## Required work
Can you format the listing below as a Markdown table with the columns Row and Entry, covering everything from the line containing "List every element" down to the line containing "day-info: Sunrise: 7:57"? Number each row, skip blank lines, and leave the pictures out.

## Records provided
◇ ◇ ◇ ◇ ◇

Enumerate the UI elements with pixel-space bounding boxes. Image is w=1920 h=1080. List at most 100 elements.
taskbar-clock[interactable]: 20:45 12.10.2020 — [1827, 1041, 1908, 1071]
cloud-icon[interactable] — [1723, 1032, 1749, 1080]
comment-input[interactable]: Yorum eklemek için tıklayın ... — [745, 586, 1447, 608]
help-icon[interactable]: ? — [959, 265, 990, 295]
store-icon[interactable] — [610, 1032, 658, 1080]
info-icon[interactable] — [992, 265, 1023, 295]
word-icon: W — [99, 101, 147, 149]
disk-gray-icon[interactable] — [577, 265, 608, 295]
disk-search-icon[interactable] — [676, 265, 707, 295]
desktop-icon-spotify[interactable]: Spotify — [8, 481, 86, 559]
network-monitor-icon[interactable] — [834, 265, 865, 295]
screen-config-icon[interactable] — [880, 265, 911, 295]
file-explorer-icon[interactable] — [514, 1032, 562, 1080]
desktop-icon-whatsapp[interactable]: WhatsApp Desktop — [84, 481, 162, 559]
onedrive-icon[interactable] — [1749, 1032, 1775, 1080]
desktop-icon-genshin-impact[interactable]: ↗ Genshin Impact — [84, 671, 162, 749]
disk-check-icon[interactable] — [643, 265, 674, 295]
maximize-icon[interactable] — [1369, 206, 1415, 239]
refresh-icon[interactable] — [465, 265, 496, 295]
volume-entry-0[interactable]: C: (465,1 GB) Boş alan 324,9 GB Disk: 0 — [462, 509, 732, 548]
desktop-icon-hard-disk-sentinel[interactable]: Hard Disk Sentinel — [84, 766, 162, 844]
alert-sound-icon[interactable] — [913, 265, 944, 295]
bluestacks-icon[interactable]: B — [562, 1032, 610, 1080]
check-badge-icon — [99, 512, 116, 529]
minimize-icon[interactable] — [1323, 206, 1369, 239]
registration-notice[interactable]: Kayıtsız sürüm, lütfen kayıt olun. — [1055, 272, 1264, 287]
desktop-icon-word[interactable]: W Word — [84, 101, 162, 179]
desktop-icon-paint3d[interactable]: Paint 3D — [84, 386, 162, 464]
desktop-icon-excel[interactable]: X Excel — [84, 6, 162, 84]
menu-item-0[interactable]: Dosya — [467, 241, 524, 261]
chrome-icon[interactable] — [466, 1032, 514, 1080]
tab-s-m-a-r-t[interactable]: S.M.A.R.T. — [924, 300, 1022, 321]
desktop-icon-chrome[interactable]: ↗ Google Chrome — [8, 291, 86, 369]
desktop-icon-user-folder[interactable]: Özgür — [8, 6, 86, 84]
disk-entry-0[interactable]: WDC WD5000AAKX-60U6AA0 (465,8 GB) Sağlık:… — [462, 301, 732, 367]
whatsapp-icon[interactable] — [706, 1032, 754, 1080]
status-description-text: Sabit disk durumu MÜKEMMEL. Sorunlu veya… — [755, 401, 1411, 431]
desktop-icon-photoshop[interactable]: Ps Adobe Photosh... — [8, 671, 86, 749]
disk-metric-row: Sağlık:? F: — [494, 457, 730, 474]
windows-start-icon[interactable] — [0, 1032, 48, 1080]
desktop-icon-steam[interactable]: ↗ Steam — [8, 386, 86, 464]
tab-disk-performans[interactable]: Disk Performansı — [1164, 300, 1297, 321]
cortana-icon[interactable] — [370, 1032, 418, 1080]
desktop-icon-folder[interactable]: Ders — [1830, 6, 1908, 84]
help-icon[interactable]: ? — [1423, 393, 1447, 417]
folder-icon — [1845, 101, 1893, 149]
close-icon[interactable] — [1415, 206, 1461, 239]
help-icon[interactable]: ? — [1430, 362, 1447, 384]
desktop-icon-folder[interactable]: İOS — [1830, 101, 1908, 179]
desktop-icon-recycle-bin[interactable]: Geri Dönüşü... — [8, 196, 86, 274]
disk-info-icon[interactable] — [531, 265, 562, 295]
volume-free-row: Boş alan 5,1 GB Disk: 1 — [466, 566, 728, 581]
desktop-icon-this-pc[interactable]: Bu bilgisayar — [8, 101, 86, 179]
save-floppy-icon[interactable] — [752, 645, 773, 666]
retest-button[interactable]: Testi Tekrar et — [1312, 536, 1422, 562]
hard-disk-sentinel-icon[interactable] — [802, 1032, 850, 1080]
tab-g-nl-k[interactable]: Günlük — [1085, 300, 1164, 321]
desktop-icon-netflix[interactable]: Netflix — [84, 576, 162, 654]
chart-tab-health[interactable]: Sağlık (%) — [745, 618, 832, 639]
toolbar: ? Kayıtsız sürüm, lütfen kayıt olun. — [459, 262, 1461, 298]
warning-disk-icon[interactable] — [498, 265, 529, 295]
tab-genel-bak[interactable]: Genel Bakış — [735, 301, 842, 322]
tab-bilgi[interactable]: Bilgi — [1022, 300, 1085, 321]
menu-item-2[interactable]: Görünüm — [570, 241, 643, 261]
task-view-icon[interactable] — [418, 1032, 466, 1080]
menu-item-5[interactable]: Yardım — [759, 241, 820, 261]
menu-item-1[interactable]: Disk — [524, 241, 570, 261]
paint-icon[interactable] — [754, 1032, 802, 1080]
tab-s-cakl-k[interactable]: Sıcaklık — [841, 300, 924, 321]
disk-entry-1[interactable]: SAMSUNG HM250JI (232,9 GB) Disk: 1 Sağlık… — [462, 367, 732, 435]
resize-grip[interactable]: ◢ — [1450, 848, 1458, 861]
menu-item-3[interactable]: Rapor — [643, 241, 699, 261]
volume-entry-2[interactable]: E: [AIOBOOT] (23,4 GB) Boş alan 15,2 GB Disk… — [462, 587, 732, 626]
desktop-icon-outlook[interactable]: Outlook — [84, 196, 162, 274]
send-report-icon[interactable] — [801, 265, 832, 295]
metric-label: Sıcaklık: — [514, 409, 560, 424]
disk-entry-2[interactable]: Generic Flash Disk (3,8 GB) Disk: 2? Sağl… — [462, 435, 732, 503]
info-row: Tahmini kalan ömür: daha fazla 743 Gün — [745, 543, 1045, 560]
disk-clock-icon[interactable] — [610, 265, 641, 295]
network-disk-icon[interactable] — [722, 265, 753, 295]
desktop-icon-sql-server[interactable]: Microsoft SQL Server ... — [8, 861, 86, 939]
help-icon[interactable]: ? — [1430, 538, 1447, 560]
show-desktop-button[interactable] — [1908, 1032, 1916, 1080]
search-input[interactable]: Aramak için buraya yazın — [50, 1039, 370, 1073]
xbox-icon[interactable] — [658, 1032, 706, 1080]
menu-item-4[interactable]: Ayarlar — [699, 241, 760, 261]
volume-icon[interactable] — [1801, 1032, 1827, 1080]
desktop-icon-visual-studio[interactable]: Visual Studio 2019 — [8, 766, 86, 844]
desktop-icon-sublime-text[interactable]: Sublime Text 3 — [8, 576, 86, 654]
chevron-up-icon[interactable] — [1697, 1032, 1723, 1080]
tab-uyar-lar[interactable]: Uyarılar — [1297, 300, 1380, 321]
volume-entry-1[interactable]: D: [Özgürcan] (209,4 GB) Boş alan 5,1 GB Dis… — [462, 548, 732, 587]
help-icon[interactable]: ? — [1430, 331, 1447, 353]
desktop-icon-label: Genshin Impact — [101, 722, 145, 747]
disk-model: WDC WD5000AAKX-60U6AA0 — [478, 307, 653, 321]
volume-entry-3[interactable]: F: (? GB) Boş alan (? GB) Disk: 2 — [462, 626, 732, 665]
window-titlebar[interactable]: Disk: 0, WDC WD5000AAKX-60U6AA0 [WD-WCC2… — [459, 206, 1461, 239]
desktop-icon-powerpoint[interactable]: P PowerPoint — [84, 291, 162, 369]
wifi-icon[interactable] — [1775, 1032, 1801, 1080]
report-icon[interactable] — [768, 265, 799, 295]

◇ ◇ ◇ ◇ ◇

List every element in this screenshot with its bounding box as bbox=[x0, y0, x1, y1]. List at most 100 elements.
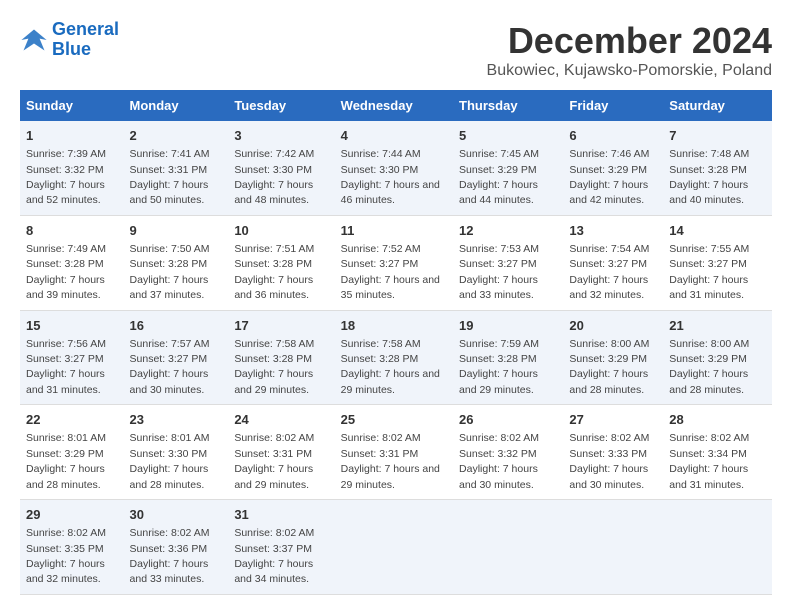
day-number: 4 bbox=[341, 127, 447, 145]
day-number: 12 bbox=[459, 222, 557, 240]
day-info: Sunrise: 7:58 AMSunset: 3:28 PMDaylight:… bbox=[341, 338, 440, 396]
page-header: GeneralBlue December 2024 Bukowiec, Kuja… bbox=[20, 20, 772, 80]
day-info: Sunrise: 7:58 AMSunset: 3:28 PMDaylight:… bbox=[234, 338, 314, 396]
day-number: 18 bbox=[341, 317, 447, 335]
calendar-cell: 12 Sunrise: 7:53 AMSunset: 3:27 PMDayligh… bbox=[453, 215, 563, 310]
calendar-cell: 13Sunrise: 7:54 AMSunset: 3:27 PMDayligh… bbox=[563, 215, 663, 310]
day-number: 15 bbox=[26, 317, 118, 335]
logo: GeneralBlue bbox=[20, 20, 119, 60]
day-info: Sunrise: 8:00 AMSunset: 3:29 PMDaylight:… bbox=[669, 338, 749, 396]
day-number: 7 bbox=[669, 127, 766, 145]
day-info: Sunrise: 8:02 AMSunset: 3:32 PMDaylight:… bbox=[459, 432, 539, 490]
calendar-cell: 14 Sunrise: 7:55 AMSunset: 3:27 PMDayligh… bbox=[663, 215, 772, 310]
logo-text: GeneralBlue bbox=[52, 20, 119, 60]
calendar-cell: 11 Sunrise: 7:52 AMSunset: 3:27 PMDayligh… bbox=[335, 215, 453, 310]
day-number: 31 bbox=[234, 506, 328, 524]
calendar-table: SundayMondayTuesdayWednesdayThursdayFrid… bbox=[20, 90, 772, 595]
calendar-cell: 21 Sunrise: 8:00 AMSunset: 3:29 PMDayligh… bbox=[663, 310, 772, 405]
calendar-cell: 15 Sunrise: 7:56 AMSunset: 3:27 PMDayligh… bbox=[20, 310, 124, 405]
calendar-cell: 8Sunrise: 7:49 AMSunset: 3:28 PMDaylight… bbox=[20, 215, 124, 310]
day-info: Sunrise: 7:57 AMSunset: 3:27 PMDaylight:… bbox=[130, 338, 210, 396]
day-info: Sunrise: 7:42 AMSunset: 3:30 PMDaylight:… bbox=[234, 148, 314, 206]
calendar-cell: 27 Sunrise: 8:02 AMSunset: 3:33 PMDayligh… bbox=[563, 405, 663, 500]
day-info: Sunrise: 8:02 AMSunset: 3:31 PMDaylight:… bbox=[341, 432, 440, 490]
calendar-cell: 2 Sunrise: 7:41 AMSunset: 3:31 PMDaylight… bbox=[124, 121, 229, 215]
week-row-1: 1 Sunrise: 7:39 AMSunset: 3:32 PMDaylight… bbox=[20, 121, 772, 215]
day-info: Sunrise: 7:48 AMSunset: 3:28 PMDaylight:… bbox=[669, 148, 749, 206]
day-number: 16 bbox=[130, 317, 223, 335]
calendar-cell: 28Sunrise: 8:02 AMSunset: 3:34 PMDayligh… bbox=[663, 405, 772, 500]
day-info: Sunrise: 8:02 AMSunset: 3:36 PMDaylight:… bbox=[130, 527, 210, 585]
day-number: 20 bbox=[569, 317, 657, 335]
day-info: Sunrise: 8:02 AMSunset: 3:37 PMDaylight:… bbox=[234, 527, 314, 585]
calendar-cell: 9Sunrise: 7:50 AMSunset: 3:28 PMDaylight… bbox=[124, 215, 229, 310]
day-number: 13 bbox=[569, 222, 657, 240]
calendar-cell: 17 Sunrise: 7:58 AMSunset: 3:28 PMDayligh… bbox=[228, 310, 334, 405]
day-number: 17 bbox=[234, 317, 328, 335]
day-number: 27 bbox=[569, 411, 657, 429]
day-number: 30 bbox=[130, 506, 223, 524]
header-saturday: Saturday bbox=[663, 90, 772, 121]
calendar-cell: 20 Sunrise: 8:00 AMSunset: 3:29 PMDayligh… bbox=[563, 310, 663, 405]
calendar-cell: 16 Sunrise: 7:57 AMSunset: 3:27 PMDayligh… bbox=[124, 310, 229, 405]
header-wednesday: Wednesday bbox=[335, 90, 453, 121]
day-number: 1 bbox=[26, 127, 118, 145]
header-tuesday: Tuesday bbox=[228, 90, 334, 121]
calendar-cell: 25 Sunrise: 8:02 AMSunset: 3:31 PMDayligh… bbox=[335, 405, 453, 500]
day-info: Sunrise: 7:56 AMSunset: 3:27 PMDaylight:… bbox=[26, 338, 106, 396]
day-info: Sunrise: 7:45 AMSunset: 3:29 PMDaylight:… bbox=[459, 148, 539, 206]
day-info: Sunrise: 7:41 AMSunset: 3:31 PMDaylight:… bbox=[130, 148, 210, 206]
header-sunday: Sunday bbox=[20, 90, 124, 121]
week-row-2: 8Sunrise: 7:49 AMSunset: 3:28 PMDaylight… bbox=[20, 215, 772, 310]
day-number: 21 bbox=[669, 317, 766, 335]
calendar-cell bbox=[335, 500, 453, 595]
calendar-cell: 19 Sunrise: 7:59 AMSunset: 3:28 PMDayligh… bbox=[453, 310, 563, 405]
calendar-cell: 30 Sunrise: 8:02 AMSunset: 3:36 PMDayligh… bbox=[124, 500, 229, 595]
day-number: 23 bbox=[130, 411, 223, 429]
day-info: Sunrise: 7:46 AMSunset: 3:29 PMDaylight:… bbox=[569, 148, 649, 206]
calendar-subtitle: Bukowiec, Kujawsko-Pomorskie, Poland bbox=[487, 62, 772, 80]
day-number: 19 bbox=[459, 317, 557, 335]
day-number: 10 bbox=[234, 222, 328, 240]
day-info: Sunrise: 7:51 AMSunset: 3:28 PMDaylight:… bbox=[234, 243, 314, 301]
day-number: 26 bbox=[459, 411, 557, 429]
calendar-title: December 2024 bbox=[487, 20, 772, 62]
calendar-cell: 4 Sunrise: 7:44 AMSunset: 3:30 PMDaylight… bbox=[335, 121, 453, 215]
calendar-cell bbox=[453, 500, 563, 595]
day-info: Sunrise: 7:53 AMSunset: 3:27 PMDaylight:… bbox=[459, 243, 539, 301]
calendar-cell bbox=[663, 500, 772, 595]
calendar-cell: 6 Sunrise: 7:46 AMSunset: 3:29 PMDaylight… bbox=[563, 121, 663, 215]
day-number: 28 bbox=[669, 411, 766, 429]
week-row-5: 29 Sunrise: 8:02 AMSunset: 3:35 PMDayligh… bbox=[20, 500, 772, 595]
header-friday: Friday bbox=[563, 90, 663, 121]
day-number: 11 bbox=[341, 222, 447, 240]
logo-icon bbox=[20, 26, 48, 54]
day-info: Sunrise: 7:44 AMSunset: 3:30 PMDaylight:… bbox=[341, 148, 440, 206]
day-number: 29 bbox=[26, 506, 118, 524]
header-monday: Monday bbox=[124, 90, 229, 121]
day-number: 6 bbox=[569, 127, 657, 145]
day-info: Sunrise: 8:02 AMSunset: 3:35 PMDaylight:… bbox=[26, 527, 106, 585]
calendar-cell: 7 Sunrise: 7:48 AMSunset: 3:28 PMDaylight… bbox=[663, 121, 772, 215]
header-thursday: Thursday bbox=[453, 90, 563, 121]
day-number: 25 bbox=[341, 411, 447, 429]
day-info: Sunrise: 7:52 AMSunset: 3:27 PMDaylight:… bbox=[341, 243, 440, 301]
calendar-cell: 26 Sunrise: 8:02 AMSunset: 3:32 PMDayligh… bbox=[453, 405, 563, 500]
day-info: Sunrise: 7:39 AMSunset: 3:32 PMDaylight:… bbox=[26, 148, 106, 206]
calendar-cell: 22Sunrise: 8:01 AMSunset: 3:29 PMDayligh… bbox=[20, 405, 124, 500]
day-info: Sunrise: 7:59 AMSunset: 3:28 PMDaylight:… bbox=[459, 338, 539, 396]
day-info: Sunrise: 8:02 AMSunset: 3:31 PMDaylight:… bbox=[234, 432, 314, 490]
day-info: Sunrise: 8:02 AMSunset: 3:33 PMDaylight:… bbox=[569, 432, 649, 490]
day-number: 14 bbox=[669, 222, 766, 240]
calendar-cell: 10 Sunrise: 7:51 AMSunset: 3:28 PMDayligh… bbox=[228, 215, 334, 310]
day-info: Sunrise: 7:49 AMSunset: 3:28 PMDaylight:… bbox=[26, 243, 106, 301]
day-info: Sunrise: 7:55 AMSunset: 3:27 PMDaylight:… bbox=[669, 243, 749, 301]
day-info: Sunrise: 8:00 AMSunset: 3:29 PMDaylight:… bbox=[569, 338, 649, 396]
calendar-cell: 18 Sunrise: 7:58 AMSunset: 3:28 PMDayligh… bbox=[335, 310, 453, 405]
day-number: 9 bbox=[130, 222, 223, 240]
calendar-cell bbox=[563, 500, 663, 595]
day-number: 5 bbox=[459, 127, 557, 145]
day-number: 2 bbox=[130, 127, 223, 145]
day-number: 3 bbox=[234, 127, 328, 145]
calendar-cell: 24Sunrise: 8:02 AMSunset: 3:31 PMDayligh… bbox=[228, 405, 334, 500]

◇ ◇ ◇ ◇ ◇

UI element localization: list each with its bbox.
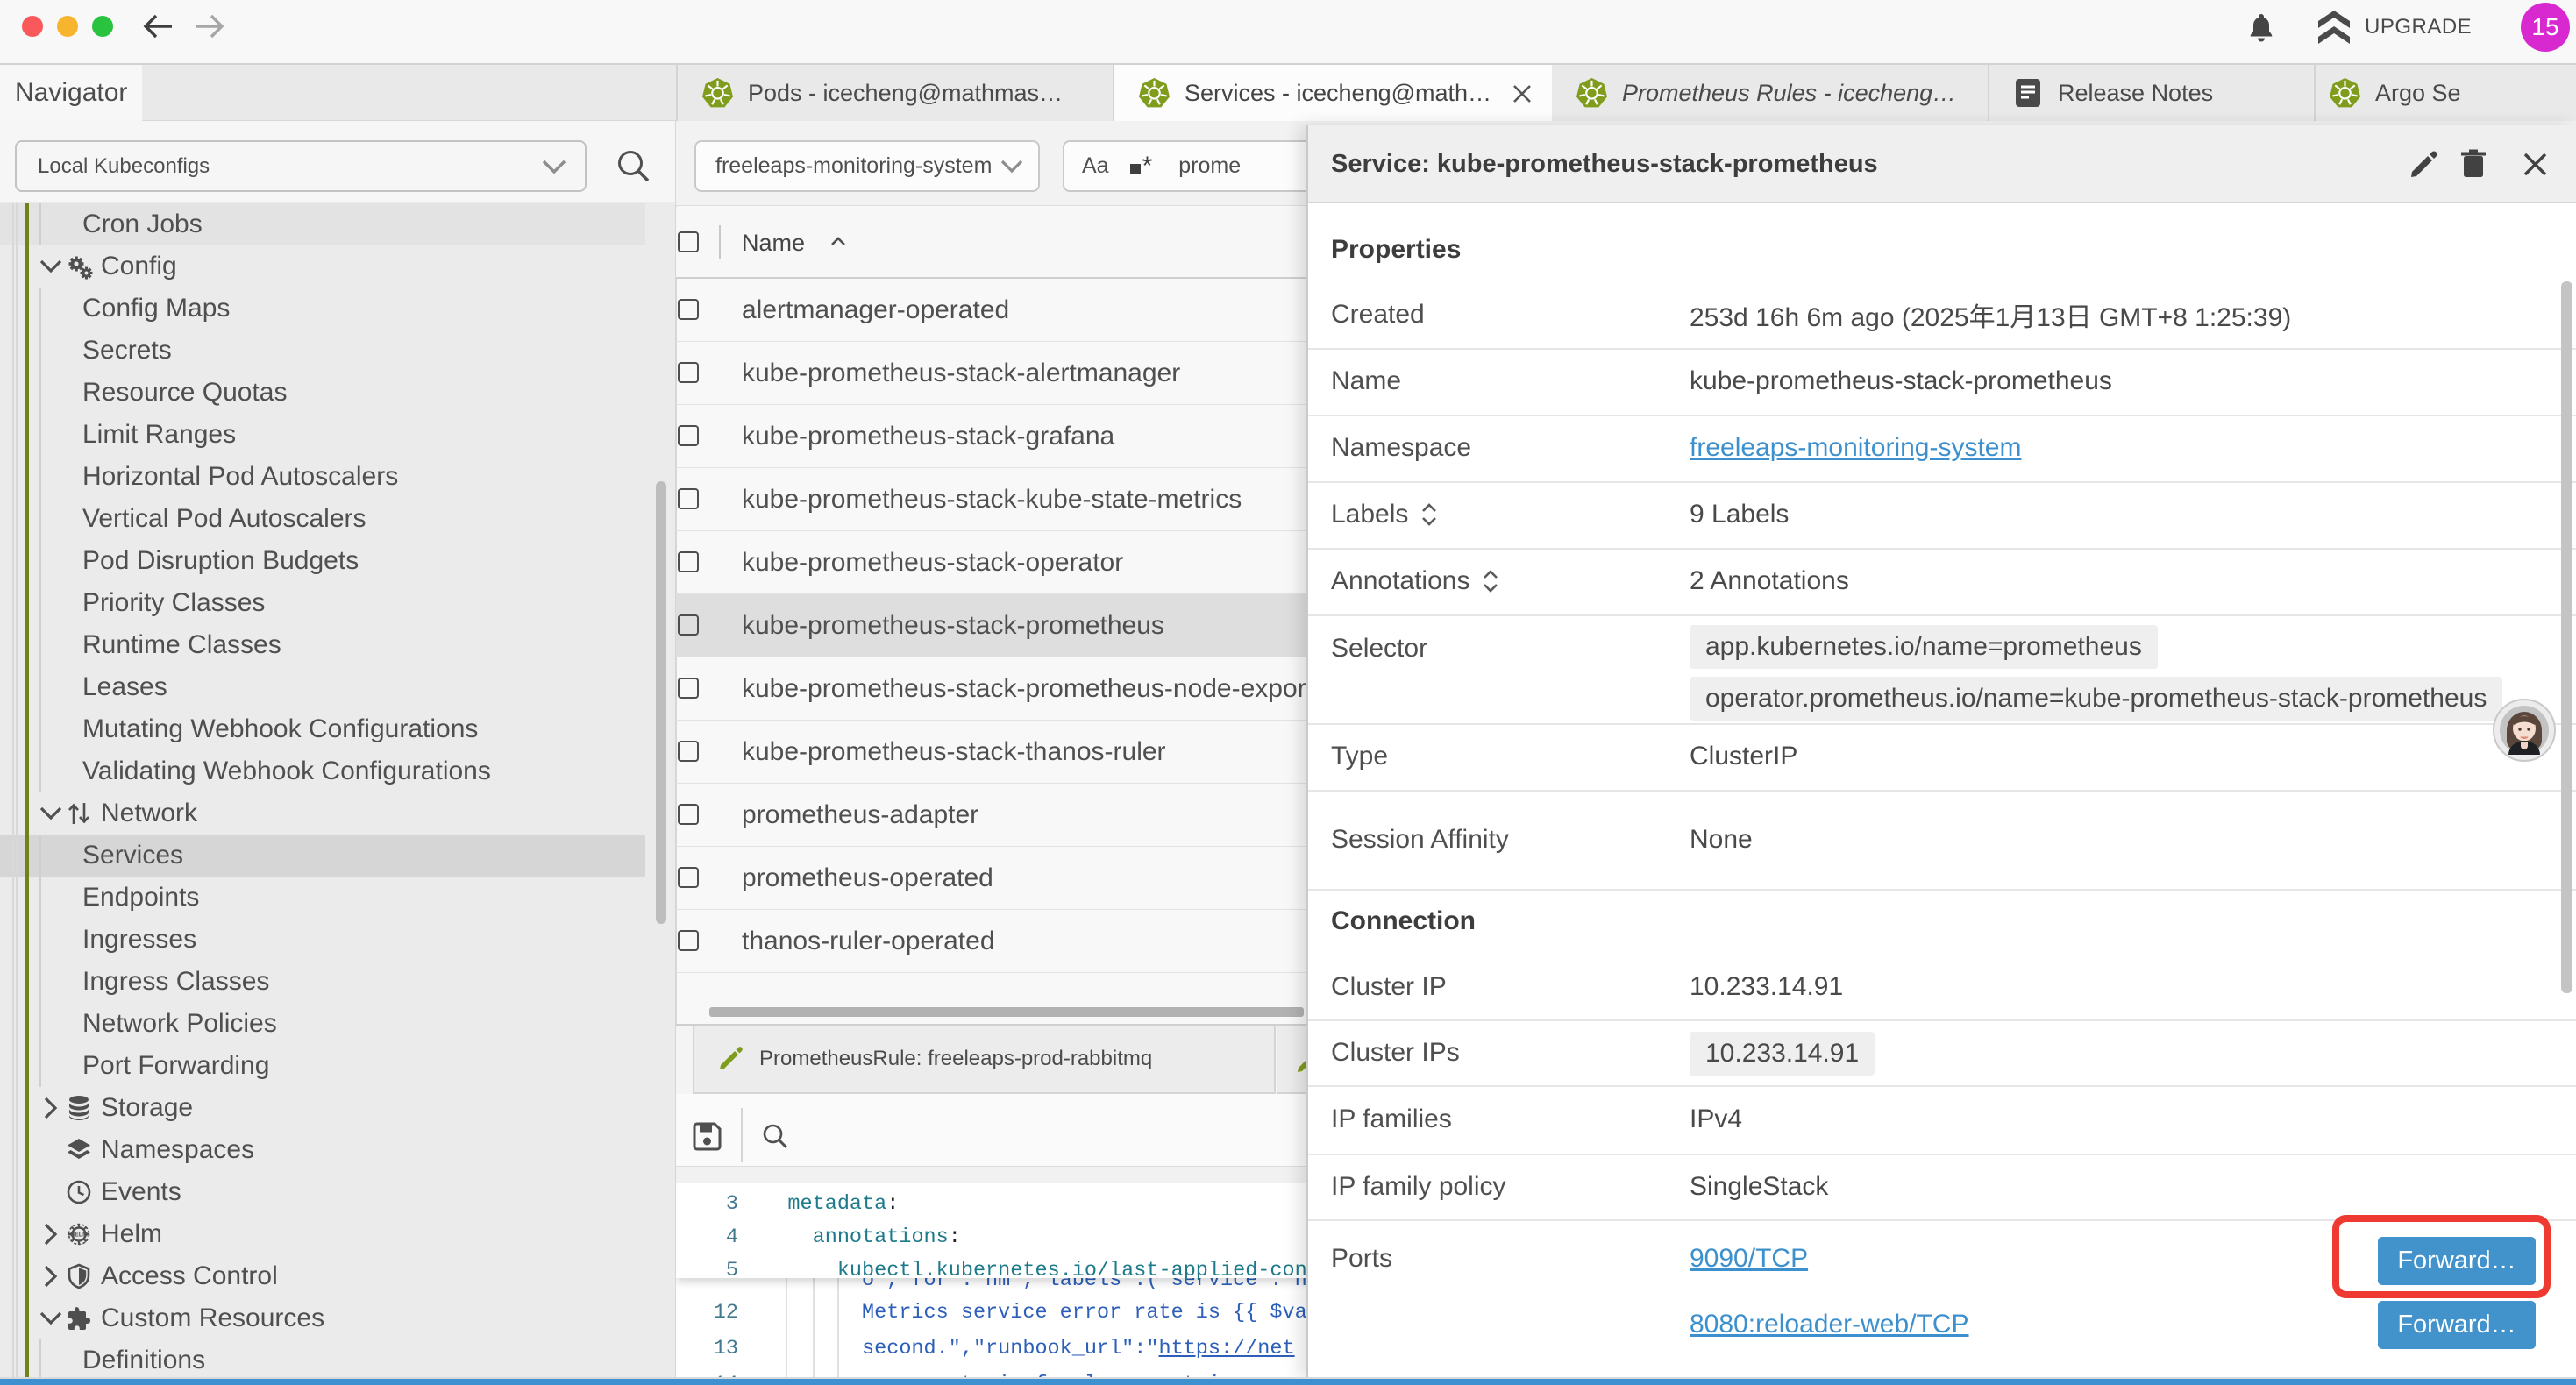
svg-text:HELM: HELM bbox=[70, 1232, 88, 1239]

◇ ◇ ◇ ◇ ◇

## Written solution
| Row | Entry |
|---|---|
| 1 | List every element in this screenshot with its bounding box as bbox=[x0, y0, x1, y1]. List at most 100 elements. |
| 2 | day-number: 4 bbox=[341, 127, 447, 145] |
| 3 | day-number: 12 bbox=[459, 222, 557, 240] |
| 4 | day-info: Sunrise: 7:58 AMSunset: 3:28 PMDaylight:… bbox=[341, 338, 440, 396] |
| 5 | page-header: GeneralBlue December 2024 Bukowiec, Kuja… bbox=[20, 20, 772, 80] |
| 6 | day-info: Sunrise: 7:58 AMSunset: 3:28 PMDaylight:… bbox=[234, 338, 314, 396] |
| 7 | day-number: 18 bbox=[341, 317, 447, 335] |
| 8 | calendar-cell: 12 Sunrise: 7:53 AMSunset: 3:27 PMDayligh… bbox=[453, 215, 563, 310] |
| 9 | calendar-cell: 13Sunrise: 7:54 AMSunset: 3:27 PMDayligh… bbox=[563, 215, 663, 310] |
| 10 | day-number: 15 bbox=[26, 317, 118, 335] |
| 11 | logo: GeneralBlue bbox=[20, 20, 119, 60] |
| 12 | day-info: Sunrise: 8:00 AMSunset: 3:29 PMDaylight:… bbox=[669, 338, 749, 396] |
| 13 | day-number: 7 bbox=[669, 127, 766, 145] |
| 14 | day-info: Sunrise: 8:02 AMSunset: 3:32 PMDaylight:… bbox=[459, 432, 539, 490] |
| 15 | calendar-cell: 14 Sunrise: 7:55 AMSunset: 3:27 PMDayligh… bbox=[663, 215, 772, 310] |
| 16 | logo-text: GeneralBlue bbox=[52, 20, 119, 60] |
| 17 | calendar-cell: 11 Sunrise: 7:52 AMSunset: 3:27 PMDayligh… bbox=[335, 215, 453, 310] |
| 18 | day-number: 31 bbox=[234, 506, 328, 524] |
| 19 | calendar-table: SundayMondayTuesdayWednesdayThursdayFrid… bbox=[20, 90, 772, 595] |
| 20 | calendar-cell: 21 Sunrise: 8:00 AMSunset: 3:29 PMDayligh… bbox=[663, 310, 772, 405] |
| 21 | calendar-cell: 15 Sunrise: 7:56 AMSunset: 3:27 PMDayligh… bbox=[20, 310, 124, 405] |
| 22 | calendar-cell: 8Sunrise: 7:49 AMSunset: 3:28 PMDaylight… bbox=[20, 215, 124, 310] |
| 23 | day-info: Sunrise: 7:57 AMSunset: 3:27 PMDaylight:… bbox=[130, 338, 210, 396] |